* start EXERCISE INPUTS *

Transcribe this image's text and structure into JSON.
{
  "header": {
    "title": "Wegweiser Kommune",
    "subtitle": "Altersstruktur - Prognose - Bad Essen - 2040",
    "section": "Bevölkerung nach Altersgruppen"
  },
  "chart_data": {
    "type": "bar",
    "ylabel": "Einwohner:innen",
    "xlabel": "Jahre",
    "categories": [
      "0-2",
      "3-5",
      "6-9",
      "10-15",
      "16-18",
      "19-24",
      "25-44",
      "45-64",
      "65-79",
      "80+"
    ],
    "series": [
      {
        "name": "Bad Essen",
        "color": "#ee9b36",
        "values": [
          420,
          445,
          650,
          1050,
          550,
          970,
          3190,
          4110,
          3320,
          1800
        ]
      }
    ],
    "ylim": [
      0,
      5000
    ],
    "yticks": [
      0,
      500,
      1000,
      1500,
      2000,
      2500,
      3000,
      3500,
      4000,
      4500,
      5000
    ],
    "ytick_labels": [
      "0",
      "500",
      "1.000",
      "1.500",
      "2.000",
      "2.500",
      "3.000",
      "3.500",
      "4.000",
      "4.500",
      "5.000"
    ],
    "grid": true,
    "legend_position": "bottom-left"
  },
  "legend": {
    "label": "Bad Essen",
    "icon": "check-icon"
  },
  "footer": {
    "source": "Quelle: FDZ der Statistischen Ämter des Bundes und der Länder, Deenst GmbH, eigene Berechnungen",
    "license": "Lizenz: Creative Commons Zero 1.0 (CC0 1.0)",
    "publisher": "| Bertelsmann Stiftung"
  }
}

* end EXERCISE INPUTS *

TASK REQUIREMENTS:
Return the listing above in its exact form.

THE ANSWER:
Transcribe this image's text and structure into JSON.
{
  "header": {
    "title": "Wegweiser Kommune",
    "subtitle": "Altersstruktur - Prognose - Bad Essen - 2040",
    "section": "Bevölkerung nach Altersgruppen"
  },
  "chart_data": {
    "type": "bar",
    "ylabel": "Einwohner:innen",
    "xlabel": "Jahre",
    "categories": [
      "0-2",
      "3-5",
      "6-9",
      "10-15",
      "16-18",
      "19-24",
      "25-44",
      "45-64",
      "65-79",
      "80+"
    ],
    "series": [
      {
        "name": "Bad Essen",
        "color": "#ee9b36",
        "values": [
          420,
          445,
          650,
          1050,
          550,
          970,
          3190,
          4110,
          3320,
          1800
        ]
      }
    ],
    "ylim": [
      0,
      5000
    ],
    "yticks": [
      0,
      500,
      1000,
      1500,
      2000,
      2500,
      3000,
      3500,
      4000,
      4500,
      5000
    ],
    "ytick_labels": [
      "0",
      "500",
      "1.000",
      "1.500",
      "2.000",
      "2.500",
      "3.000",
      "3.500",
      "4.000",
      "4.500",
      "5.000"
    ],
    "grid": true,
    "legend_position": "bottom-left"
  },
  "legend": {
    "label": "Bad Essen",
    "icon": "check-icon"
  },
  "footer": {
    "source": "Quelle: FDZ der Statistischen Ämter des Bundes und der Länder, Deenst GmbH, eigene Berechnungen",
    "license": "Lizenz: Creative Commons Zero 1.0 (CC0 1.0)",
    "publisher": "| Bertelsmann Stiftung"
  }
}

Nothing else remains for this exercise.